#### [Work instructions]
Can the data below be echoed back word for word?

(Dataset rows about figures)
◆ ◆ ◆ ◆

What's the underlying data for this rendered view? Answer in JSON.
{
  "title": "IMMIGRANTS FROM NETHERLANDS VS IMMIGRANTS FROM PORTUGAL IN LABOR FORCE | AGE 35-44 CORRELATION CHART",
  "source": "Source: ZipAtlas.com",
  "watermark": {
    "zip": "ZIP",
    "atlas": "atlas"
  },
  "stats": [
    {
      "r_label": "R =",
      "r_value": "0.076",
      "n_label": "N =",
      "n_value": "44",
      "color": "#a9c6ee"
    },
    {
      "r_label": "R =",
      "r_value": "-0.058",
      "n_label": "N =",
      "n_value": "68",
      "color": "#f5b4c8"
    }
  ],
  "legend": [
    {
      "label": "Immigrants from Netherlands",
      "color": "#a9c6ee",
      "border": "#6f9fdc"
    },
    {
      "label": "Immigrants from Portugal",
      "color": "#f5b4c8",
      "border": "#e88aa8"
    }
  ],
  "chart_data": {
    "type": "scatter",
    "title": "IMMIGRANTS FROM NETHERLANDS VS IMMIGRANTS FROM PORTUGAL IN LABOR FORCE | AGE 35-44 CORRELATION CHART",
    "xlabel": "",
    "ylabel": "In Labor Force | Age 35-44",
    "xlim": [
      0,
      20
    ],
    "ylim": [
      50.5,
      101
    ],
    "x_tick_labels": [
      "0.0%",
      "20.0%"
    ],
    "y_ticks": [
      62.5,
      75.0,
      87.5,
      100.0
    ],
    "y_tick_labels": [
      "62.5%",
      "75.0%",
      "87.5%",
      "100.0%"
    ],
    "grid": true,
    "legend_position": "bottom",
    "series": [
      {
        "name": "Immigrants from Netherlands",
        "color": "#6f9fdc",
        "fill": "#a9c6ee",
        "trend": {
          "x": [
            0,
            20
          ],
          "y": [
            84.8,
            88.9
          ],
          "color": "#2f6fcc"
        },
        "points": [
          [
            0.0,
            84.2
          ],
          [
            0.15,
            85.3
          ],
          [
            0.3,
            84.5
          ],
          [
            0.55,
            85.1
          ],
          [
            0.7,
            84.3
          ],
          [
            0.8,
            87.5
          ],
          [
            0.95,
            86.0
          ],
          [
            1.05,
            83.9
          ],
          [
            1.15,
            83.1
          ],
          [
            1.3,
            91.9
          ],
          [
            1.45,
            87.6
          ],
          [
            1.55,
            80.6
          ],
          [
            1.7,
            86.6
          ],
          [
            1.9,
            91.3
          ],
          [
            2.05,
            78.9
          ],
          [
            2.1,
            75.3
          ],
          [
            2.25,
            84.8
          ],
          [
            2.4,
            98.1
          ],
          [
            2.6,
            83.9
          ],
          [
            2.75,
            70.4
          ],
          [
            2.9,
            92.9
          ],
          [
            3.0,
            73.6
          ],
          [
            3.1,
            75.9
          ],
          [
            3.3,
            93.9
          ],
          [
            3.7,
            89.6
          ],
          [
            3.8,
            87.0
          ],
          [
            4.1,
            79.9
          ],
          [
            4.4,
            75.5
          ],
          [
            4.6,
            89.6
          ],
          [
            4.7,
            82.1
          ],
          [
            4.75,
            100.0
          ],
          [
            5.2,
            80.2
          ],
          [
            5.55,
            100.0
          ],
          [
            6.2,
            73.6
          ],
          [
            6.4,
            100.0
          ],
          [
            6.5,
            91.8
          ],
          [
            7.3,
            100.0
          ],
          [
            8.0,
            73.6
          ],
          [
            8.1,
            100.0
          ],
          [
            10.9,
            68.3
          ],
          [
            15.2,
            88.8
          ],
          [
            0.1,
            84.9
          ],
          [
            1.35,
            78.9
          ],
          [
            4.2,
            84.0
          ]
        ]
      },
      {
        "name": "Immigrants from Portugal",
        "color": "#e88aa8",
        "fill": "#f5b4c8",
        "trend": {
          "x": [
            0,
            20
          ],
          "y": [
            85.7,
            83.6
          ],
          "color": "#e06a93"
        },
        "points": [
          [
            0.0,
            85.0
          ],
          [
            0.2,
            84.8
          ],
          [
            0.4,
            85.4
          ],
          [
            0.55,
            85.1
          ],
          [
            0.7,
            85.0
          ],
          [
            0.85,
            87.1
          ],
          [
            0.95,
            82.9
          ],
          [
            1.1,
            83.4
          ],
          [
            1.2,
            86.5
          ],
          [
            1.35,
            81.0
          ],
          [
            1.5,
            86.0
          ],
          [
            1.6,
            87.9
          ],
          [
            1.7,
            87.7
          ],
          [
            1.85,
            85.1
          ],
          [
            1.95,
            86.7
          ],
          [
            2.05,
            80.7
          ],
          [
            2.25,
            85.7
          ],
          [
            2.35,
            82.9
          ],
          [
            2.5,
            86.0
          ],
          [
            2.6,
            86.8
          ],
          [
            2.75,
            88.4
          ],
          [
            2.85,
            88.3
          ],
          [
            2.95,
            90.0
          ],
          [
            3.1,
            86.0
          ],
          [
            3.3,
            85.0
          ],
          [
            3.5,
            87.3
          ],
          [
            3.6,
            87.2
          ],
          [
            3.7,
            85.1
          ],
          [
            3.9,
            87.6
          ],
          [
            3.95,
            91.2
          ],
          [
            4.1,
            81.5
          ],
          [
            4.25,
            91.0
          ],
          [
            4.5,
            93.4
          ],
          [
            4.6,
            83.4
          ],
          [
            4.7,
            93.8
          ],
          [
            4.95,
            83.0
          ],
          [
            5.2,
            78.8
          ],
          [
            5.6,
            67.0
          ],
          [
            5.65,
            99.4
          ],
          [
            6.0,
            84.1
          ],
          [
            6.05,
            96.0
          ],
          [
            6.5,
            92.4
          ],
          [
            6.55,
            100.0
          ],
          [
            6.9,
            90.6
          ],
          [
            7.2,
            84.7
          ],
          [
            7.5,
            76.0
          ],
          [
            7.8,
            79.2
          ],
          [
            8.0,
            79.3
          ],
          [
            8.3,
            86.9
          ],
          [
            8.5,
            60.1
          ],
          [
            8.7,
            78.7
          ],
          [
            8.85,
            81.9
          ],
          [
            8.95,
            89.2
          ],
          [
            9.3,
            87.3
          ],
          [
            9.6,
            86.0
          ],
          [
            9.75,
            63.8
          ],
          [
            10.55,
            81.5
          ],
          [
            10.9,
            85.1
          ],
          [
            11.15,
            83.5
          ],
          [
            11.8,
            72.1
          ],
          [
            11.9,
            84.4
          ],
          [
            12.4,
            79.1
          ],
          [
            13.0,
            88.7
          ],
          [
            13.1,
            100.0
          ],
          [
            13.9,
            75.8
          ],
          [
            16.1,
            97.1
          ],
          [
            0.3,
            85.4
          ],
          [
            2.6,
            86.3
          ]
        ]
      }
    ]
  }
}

◆ ◆ ◆ ◆

#### [Exercise solution]
What's the underlying data for this rendered view? Answer in JSON.
{
  "title": "IMMIGRANTS FROM NETHERLANDS VS IMMIGRANTS FROM PORTUGAL IN LABOR FORCE | AGE 35-44 CORRELATION CHART",
  "source": "Source: ZipAtlas.com",
  "watermark": {
    "zip": "ZIP",
    "atlas": "atlas"
  },
  "stats": [
    {
      "r_label": "R =",
      "r_value": "0.076",
      "n_label": "N =",
      "n_value": "44",
      "color": "#a9c6ee"
    },
    {
      "r_label": "R =",
      "r_value": "-0.058",
      "n_label": "N =",
      "n_value": "68",
      "color": "#f5b4c8"
    }
  ],
  "legend": [
    {
      "label": "Immigrants from Netherlands",
      "color": "#a9c6ee",
      "border": "#6f9fdc"
    },
    {
      "label": "Immigrants from Portugal",
      "color": "#f5b4c8",
      "border": "#e88aa8"
    }
  ],
  "chart_data": {
    "type": "scatter",
    "title": "IMMIGRANTS FROM NETHERLANDS VS IMMIGRANTS FROM PORTUGAL IN LABOR FORCE | AGE 35-44 CORRELATION CHART",
    "xlabel": "",
    "ylabel": "In Labor Force | Age 35-44",
    "xlim": [
      0,
      20
    ],
    "ylim": [
      50.5,
      101
    ],
    "x_tick_labels": [
      "0.0%",
      "20.0%"
    ],
    "y_ticks": [
      62.5,
      75.0,
      87.5,
      100.0
    ],
    "y_tick_labels": [
      "62.5%",
      "75.0%",
      "87.5%",
      "100.0%"
    ],
    "grid": true,
    "legend_position": "bottom",
    "series": [
      {
        "name": "Immigrants from Netherlands",
        "color": "#6f9fdc",
        "fill": "#a9c6ee",
        "trend": {
          "x": [
            0,
            20
          ],
          "y": [
            84.8,
            88.9
          ],
          "color": "#2f6fcc"
        },
        "points": [
          [
            0.0,
            84.2
          ],
          [
            0.15,
            85.3
          ],
          [
            0.3,
            84.5
          ],
          [
            0.55,
            85.1
          ],
          [
            0.7,
            84.3
          ],
          [
            0.8,
            87.5
          ],
          [
            0.95,
            86.0
          ],
          [
            1.05,
            83.9
          ],
          [
            1.15,
            83.1
          ],
          [
            1.3,
            91.9
          ],
          [
            1.45,
            87.6
          ],
          [
            1.55,
            80.6
          ],
          [
            1.7,
            86.6
          ],
          [
            1.9,
            91.3
          ],
          [
            2.05,
            78.9
          ],
          [
            2.1,
            75.3
          ],
          [
            2.25,
            84.8
          ],
          [
            2.4,
            98.1
          ],
          [
            2.6,
            83.9
          ],
          [
            2.75,
            70.4
          ],
          [
            2.9,
            92.9
          ],
          [
            3.0,
            73.6
          ],
          [
            3.1,
            75.9
          ],
          [
            3.3,
            93.9
          ],
          [
            3.7,
            89.6
          ],
          [
            3.8,
            87.0
          ],
          [
            4.1,
            79.9
          ],
          [
            4.4,
            75.5
          ],
          [
            4.6,
            89.6
          ],
          [
            4.7,
            82.1
          ],
          [
            4.75,
            100.0
          ],
          [
            5.2,
            80.2
          ],
          [
            5.55,
            100.0
          ],
          [
            6.2,
            73.6
          ],
          [
            6.4,
            100.0
          ],
          [
            6.5,
            91.8
          ],
          [
            7.3,
            100.0
          ],
          [
            8.0,
            73.6
          ],
          [
            8.1,
            100.0
          ],
          [
            10.9,
            68.3
          ],
          [
            15.2,
            88.8
          ],
          [
            0.1,
            84.9
          ],
          [
            1.35,
            78.9
          ],
          [
            4.2,
            84.0
          ]
        ]
      },
      {
        "name": "Immigrants from Portugal",
        "color": "#e88aa8",
        "fill": "#f5b4c8",
        "trend": {
          "x": [
            0,
            20
          ],
          "y": [
            85.7,
            83.6
          ],
          "color": "#e06a93"
        },
        "points": [
          [
            0.0,
            85.0
          ],
          [
            0.2,
            84.8
          ],
          [
            0.4,
            85.4
          ],
          [
            0.55,
            85.1
          ],
          [
            0.7,
            85.0
          ],
          [
            0.85,
            87.1
          ],
          [
            0.95,
            82.9
          ],
          [
            1.1,
            83.4
          ],
          [
            1.2,
            86.5
          ],
          [
            1.35,
            81.0
          ],
          [
            1.5,
            86.0
          ],
          [
            1.6,
            87.9
          ],
          [
            1.7,
            87.7
          ],
          [
            1.85,
            85.1
          ],
          [
            1.95,
            86.7
          ],
          [
            2.05,
            80.7
          ],
          [
            2.25,
            85.7
          ],
          [
            2.35,
            82.9
          ],
          [
            2.5,
            86.0
          ],
          [
            2.6,
            86.8
          ],
          [
            2.75,
            88.4
          ],
          [
            2.85,
            88.3
          ],
          [
            2.95,
            90.0
          ],
          [
            3.1,
            86.0
          ],
          [
            3.3,
            85.0
          ],
          [
            3.5,
            87.3
          ],
          [
            3.6,
            87.2
          ],
          [
            3.7,
            85.1
          ],
          [
            3.9,
            87.6
          ],
          [
            3.95,
            91.2
          ],
          [
            4.1,
            81.5
          ],
          [
            4.25,
            91.0
          ],
          [
            4.5,
            93.4
          ],
          [
            4.6,
            83.4
          ],
          [
            4.7,
            93.8
          ],
          [
            4.95,
            83.0
          ],
          [
            5.2,
            78.8
          ],
          [
            5.6,
            67.0
          ],
          [
            5.65,
            99.4
          ],
          [
            6.0,
            84.1
          ],
          [
            6.05,
            96.0
          ],
          [
            6.5,
            92.4
          ],
          [
            6.55,
            100.0
          ],
          [
            6.9,
            90.6
          ],
          [
            7.2,
            84.7
          ],
          [
            7.5,
            76.0
          ],
          [
            7.8,
            79.2
          ],
          [
            8.0,
            79.3
          ],
          [
            8.3,
            86.9
          ],
          [
            8.5,
            60.1
          ],
          [
            8.7,
            78.7
          ],
          [
            8.85,
            81.9
          ],
          [
            8.95,
            89.2
          ],
          [
            9.3,
            87.3
          ],
          [
            9.6,
            86.0
          ],
          [
            9.75,
            63.8
          ],
          [
            10.55,
            81.5
          ],
          [
            10.9,
            85.1
          ],
          [
            11.15,
            83.5
          ],
          [
            11.8,
            72.1
          ],
          [
            11.9,
            84.4
          ],
          [
            12.4,
            79.1
          ],
          [
            13.0,
            88.7
          ],
          [
            13.1,
            100.0
          ],
          [
            13.9,
            75.8
          ],
          [
            16.1,
            97.1
          ],
          [
            0.3,
            85.4
          ],
          [
            2.6,
            86.3
          ]
        ]
      }
    ]
  }
}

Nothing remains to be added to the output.